** What to do **
Copy out lines with the word "Правительства" from the material that follows.

* Start *

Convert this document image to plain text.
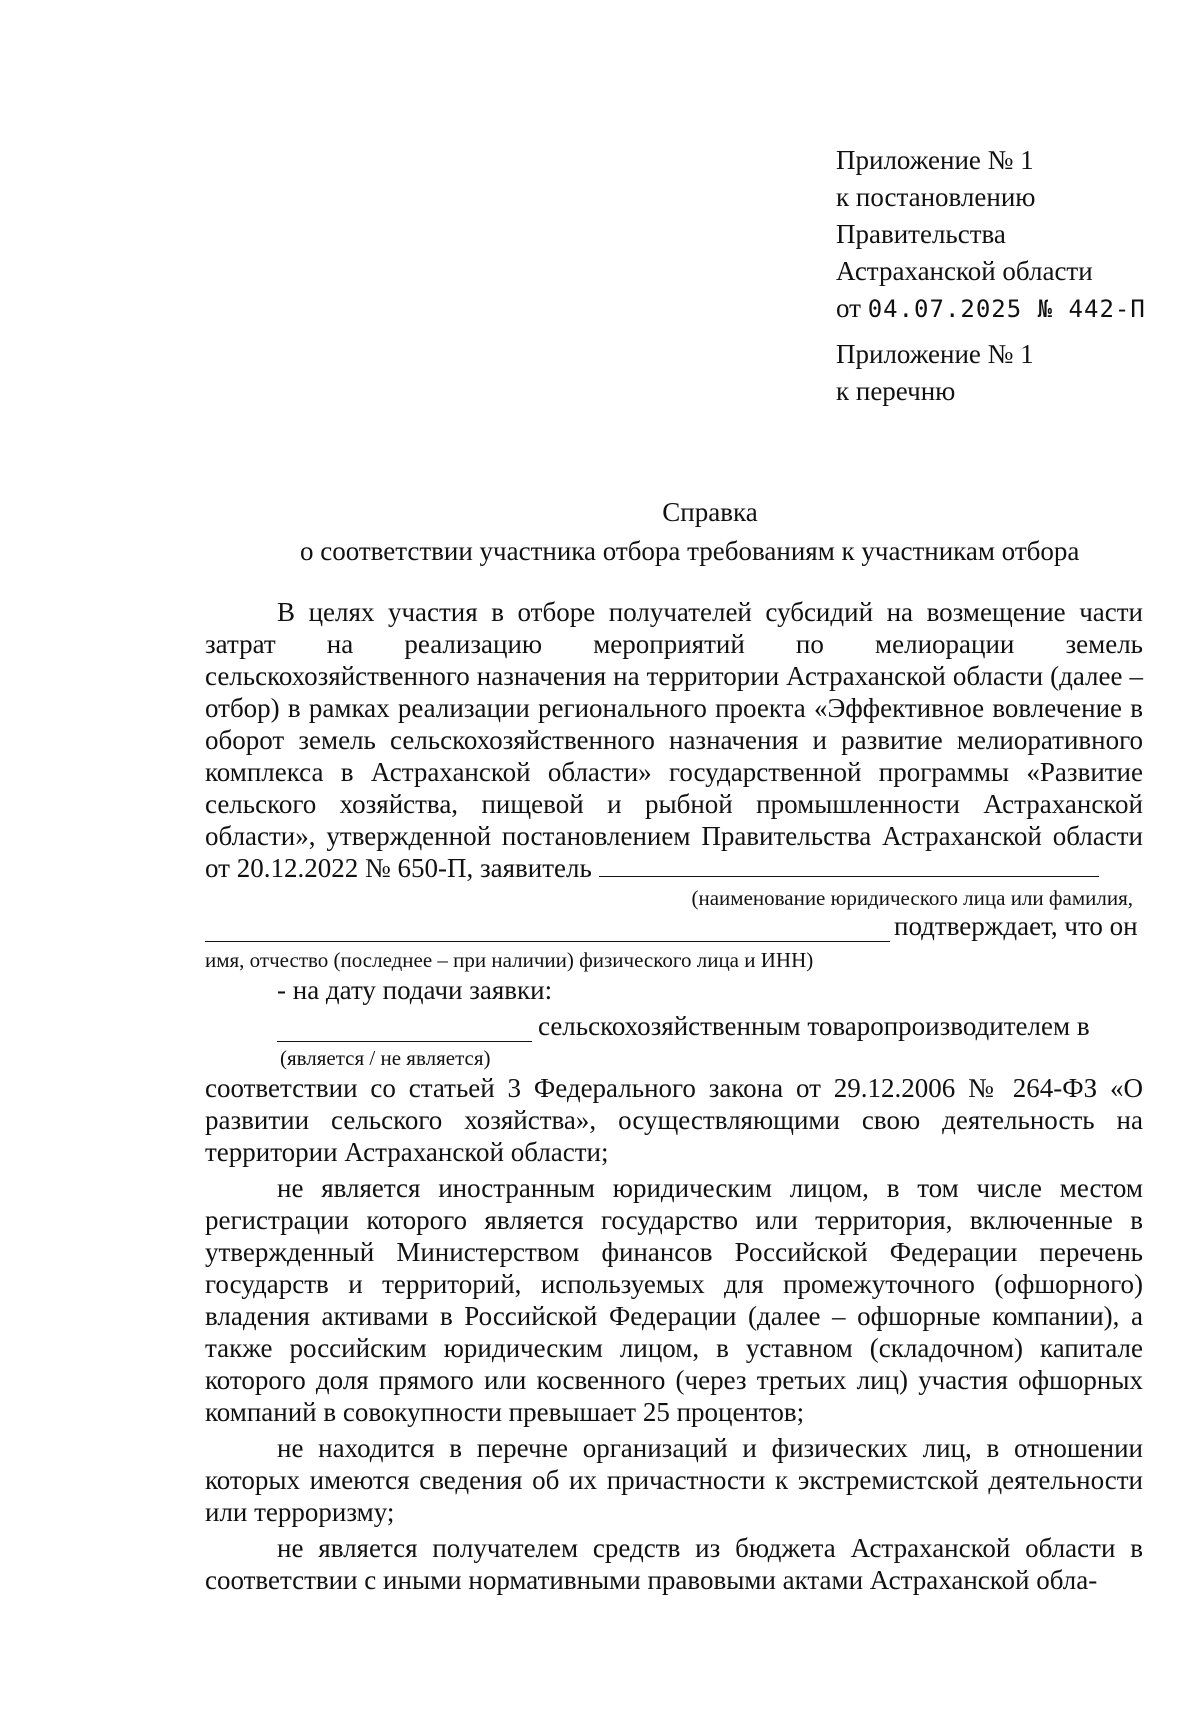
Приложение № 1
к постановлению
Правительства
Астраханской области
от 04.07.2025 № 442-П
Приложение № 1
к перечню
Справка
о соответствии участника отбора требованиям к участникам отбора

В целях участия в отборе получателей субсидий на возмещение части затрат на реализацию мероприятий по мелиорации земель сельскохозяйственного назначения на территории Астраханской области (далее – отбор) в рамках реализации регионального проекта «Эффективное вовлечение в оборот земель сельскохозяйственного назначения и развитие мелиоративного комплекса в Астраханской области» государственной программы «Развитие сельского хозяйства, пищевой и рыбной промышленности Астраханской области», утвержденной постановлением Правительства Астраханской области от 20.12.2022 № 650-П, заявитель

(наименование юридического лица или фамилия,
подтверждает, что он
имя, отчество (последнее – при наличии) физического лица и ИНН)
- на дату подачи заявки:
сельскохозяйственным товаропроизводителем в
(является / не является)

соответствии со статьей 3 Федерального закона от 29.12.2006 № 264-ФЗ «О развитии сельского хозяйства», осуществляющими свою деятельность на территории Астраханской области;

не является иностранным юридическим лицом, в том числе местом регистрации которого является государство или территория, включенные в утвержденный Министерством финансов Российской Федерации перечень государств и территорий, используемых для промежуточного (офшорного) владения активами в Российской Федерации (далее – офшорные компании), а также российским юридическим лицом, в уставном (складочном) капитале которого доля прямого или косвенного (через третьих лиц) участия офшорных компаний в совокупности превышает 25 процентов;

не находится в перечне организаций и физических лиц, в отношении которых имеются сведения об их причастности к экстремистской деятельности или терроризму;

не является получателем средств из бюджета Астраханской области в соответствии с иными нормативными правовыми актами Астраханской обла-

* End *

** Answer to this problem **
Правительства
В целях участия в отборе получателей субсидий на возмещение части затрат на реализацию мероприятий по мелиорации земель сельскохозяйственного назначения на территории Астраханской области (далее – отбор) в рамках реализации регионального проекта «Эффективное вовлечение в оборот земель сельскохозяйственного назначения и развитие мелиоративного комплекса в Астраханской области» государственной программы «Развитие сельского хозяйства, пищевой и рыбной промышленности Астраханской области», утвержденной постановлением Правительства Астраханской области от 20.12.2022 № 650-П, заявитель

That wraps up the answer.